Data listing:
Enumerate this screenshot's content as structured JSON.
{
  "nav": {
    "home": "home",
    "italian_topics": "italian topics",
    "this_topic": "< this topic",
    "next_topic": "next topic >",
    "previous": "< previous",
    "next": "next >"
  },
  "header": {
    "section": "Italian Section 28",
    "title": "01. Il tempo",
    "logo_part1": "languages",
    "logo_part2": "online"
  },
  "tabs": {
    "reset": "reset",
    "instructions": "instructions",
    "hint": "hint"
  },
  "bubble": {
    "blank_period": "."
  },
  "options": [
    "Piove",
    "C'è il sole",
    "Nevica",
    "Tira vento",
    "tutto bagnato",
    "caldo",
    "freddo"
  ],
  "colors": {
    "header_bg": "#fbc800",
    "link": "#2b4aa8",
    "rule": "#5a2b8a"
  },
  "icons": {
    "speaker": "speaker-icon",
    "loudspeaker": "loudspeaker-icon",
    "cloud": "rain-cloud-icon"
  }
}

▸ **PROBLEM REQUIREMENTS**: Output the full listing exactly as it stands.

▸ **ANSWER FOR THIS EXERCISE**:
Enumerate this screenshot's content as structured JSON.
{
  "nav": {
    "home": "home",
    "italian_topics": "italian topics",
    "this_topic": "< this topic",
    "next_topic": "next topic >",
    "previous": "< previous",
    "next": "next >"
  },
  "header": {
    "section": "Italian Section 28",
    "title": "01. Il tempo",
    "logo_part1": "languages",
    "logo_part2": "online"
  },
  "tabs": {
    "reset": "reset",
    "instructions": "instructions",
    "hint": "hint"
  },
  "bubble": {
    "blank_period": "."
  },
  "options": [
    "Piove",
    "C'è il sole",
    "Nevica",
    "Tira vento",
    "tutto bagnato",
    "caldo",
    "freddo"
  ],
  "colors": {
    "header_bg": "#fbc800",
    "link": "#2b4aa8",
    "rule": "#5a2b8a"
  },
  "icons": {
    "speaker": "speaker-icon",
    "loudspeaker": "loudspeaker-icon",
    "cloud": "rain-cloud-icon"
  }
}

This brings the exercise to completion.